◆ **Work to do**
[1] Return the stretch of the text on Azorean sopas from "Sopas is singular, but" through "fork and knife.".
[2] According to the text on Azorean sopas, during which festival is this meal normally served?
[3] Name every component that the text on Azorean sopas says makes up the meal.

◆ **Text excerpt**
Sopas… What do we mean?
Sopas is singular, but the direct translation means soups (plural). But when Sopas is said in the Azores, it doesn’t mean soups as we know soup to be. If someone says “I could go for some sopas”, they’re referring to this meal–the traditional bread-based “soup” normally served during the Holy Ghost Festival (Festas Do Espírito Santo).
You can learn a bit more about this festival in one of our previous posts about Traditional Azores Round Sweet Breads – Rosquilhas. In that post, we share a bit of background on the festivities and foods.
It’s not even really fair to call this a soup. It’s not a soup in the traditional soup-spoon kind of way – it’s a meal of meat, collard greens, and broth soaked bread. It’s a “soup” you eat with a fork and knife.
A great reason for a get-together!

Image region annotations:
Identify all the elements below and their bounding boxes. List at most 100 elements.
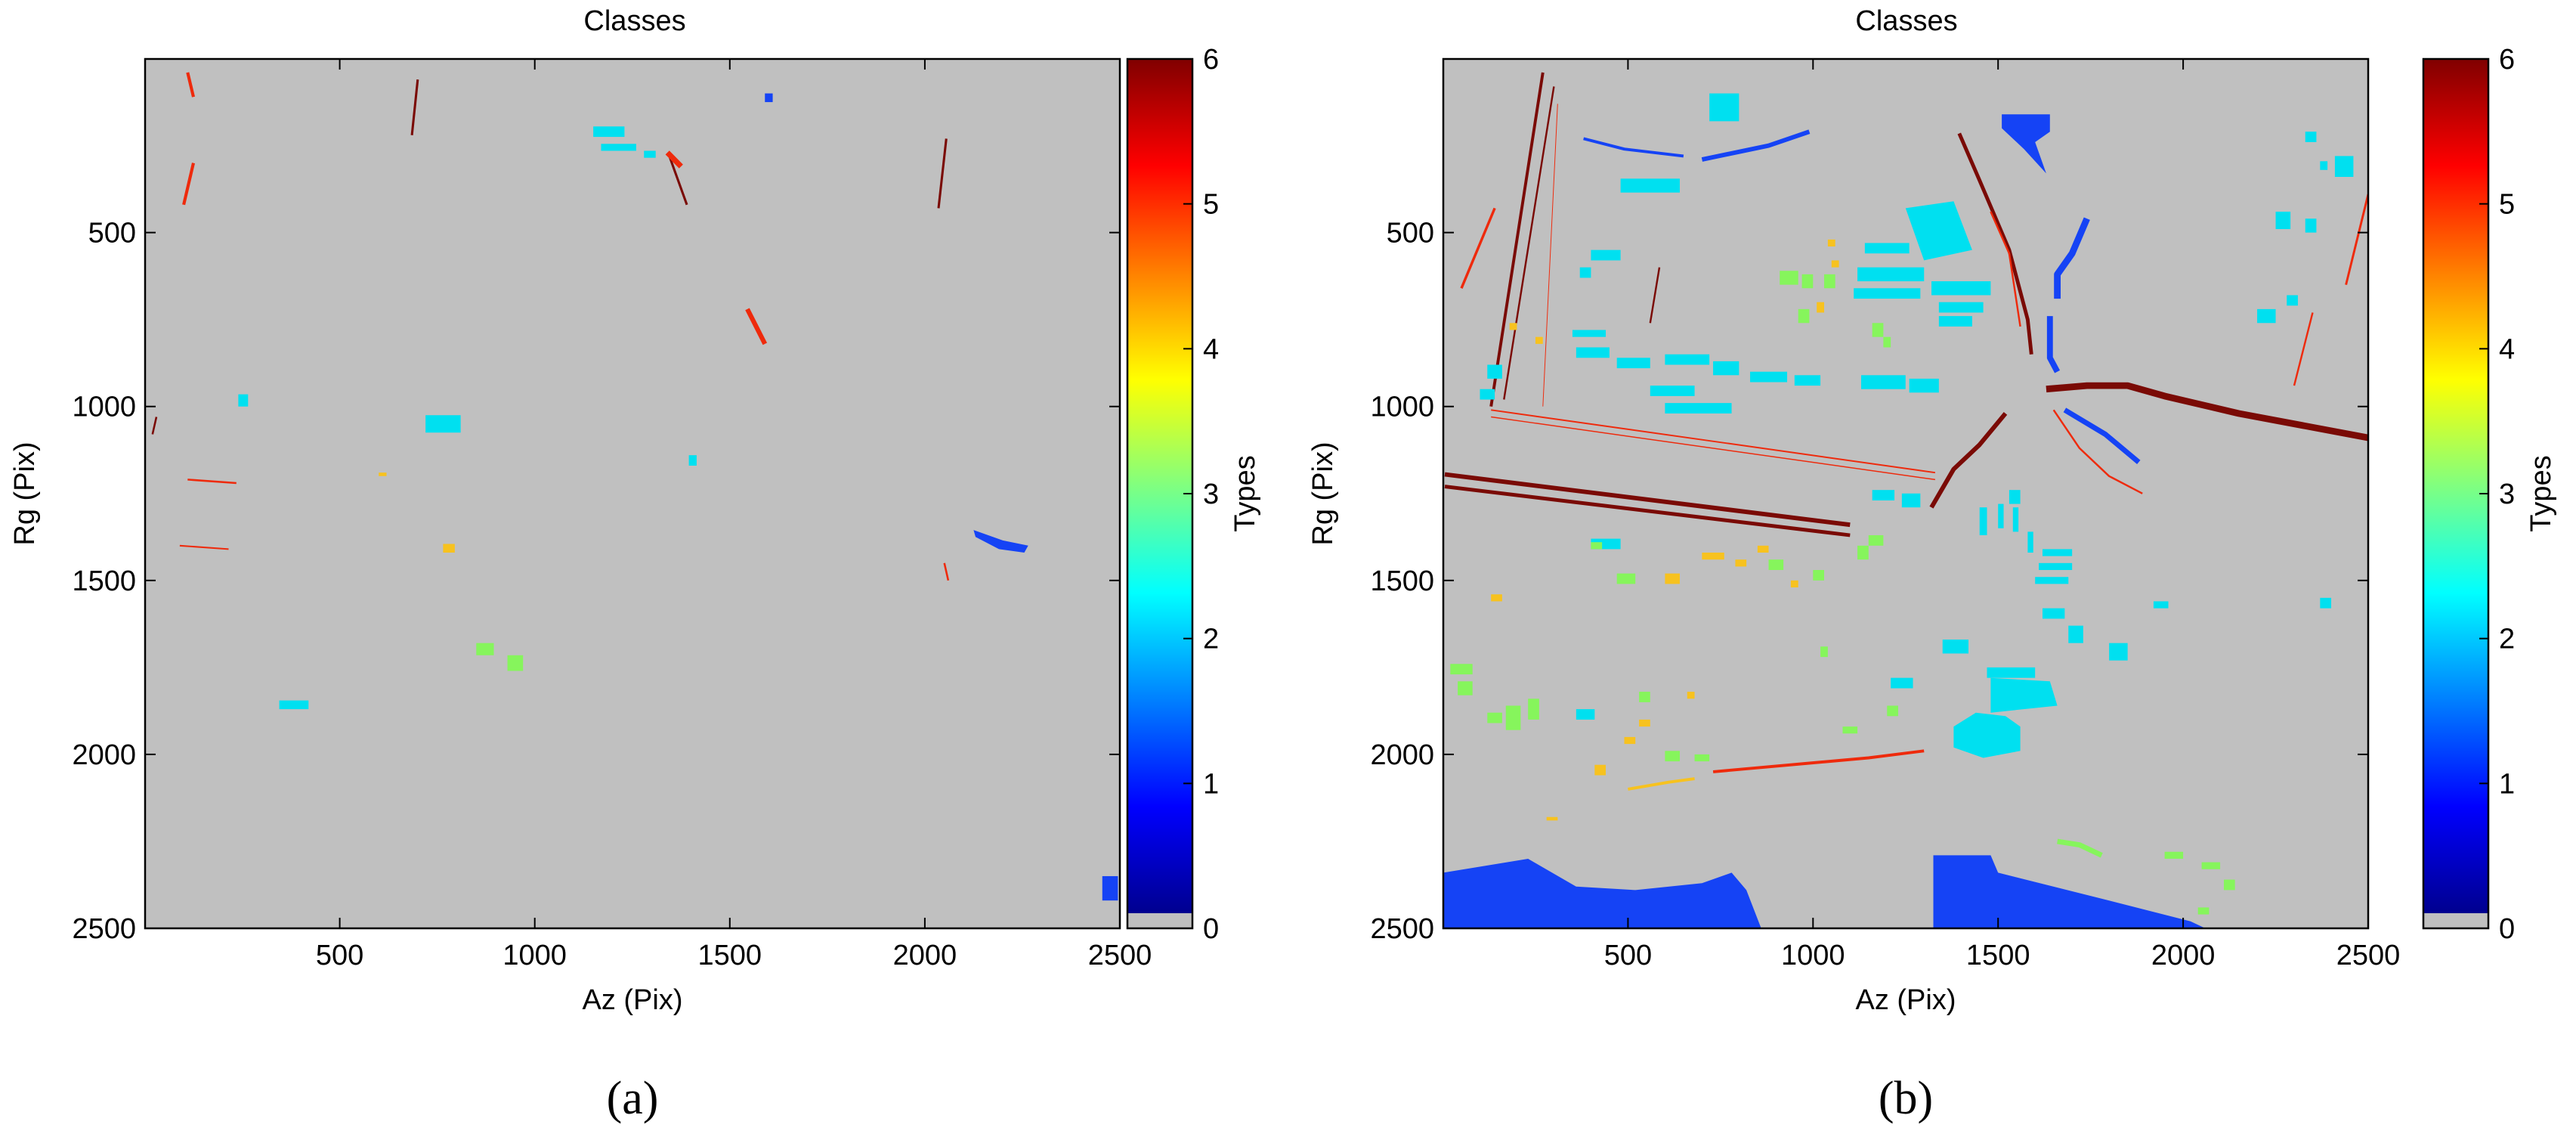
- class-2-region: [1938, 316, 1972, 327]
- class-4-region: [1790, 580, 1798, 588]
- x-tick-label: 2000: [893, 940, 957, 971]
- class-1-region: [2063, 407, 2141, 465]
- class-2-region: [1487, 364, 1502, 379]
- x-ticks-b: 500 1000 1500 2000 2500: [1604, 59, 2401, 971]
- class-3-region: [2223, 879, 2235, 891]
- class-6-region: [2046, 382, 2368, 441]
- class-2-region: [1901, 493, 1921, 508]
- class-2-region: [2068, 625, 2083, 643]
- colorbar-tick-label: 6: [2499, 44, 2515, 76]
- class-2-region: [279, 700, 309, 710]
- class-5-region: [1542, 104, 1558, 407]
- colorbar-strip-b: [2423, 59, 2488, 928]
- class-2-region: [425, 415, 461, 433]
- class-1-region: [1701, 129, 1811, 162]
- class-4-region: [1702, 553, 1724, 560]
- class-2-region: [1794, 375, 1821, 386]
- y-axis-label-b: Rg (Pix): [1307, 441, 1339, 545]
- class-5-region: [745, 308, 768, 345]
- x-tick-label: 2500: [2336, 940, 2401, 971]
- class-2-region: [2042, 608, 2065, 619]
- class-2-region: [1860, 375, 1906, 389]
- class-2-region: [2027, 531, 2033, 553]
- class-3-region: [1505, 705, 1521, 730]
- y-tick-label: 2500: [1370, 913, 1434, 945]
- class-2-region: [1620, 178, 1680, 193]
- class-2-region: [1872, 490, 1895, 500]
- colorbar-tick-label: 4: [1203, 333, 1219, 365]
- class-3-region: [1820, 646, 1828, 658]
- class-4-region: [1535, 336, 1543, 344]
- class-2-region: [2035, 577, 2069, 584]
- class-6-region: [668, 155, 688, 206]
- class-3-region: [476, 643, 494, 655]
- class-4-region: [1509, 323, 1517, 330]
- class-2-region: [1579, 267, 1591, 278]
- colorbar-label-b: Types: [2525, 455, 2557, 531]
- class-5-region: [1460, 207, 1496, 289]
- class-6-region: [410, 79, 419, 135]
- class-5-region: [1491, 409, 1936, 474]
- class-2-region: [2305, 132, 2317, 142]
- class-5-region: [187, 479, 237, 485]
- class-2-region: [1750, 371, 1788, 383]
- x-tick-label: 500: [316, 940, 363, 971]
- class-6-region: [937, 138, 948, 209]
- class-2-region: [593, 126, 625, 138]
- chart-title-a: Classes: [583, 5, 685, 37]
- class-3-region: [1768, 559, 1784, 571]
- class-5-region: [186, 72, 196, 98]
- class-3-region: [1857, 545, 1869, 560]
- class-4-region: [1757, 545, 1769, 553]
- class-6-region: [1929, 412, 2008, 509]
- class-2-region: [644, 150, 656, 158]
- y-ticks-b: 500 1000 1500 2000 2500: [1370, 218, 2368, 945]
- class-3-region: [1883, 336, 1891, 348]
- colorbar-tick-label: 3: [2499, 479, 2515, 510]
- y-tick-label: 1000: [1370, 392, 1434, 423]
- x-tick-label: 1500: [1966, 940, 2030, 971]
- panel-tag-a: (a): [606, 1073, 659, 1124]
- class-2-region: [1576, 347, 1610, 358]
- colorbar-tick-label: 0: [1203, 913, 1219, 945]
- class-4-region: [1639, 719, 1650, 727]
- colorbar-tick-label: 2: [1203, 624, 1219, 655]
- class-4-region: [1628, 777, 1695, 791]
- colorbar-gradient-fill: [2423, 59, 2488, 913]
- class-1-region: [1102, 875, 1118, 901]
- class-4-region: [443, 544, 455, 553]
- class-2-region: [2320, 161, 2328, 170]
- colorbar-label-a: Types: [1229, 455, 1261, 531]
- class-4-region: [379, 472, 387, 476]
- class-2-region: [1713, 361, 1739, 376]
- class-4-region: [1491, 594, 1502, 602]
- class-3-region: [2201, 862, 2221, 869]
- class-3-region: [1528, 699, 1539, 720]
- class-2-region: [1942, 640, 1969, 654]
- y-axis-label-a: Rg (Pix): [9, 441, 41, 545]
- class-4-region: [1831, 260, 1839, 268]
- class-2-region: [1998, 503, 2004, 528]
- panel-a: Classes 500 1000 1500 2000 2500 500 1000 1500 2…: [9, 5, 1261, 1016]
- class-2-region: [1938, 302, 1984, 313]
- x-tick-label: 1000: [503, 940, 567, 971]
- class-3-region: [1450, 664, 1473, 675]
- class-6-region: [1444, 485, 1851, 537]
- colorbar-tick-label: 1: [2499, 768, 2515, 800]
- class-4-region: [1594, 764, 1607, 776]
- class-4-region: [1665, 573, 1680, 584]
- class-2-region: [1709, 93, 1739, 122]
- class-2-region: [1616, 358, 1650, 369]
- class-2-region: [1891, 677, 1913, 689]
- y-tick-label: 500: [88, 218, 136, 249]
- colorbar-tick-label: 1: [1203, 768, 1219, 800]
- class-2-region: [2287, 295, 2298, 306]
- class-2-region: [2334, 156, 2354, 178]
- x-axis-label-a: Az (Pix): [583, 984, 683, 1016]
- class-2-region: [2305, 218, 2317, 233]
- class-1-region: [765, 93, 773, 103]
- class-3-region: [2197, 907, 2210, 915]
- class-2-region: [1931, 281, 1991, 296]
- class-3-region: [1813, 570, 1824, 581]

◆ **Expected results**
[1]
Sopas is singular, but the direct translation means soups (plural). But when Sopas is said in the Azores, it doesn’t mean soups as we know soup to be. If someone says “I could go for some sopas”, they’re referring to this meal–the traditional bread-based “soup” normally served during the Holy Ghost Festival (Festas Do Espírito Santo).
You can learn a bit more about this festival in one of our previous posts about Traditional Azores Round Sweet Breads – Rosquilhas. In that post, we share a bit of background on the festivities and foods.
It’s not even really fair to call this a soup. It’s not a soup in the traditional soup-spoon kind of way – it’s a meal of meat, collard greens, and broth soaked bread. It’s a “soup” you eat with a fork and knife.

[2] The Holy Ghost Festival (Festas Do Espírito Santo).

[3] Meat, collard greens, and broth soaked bread.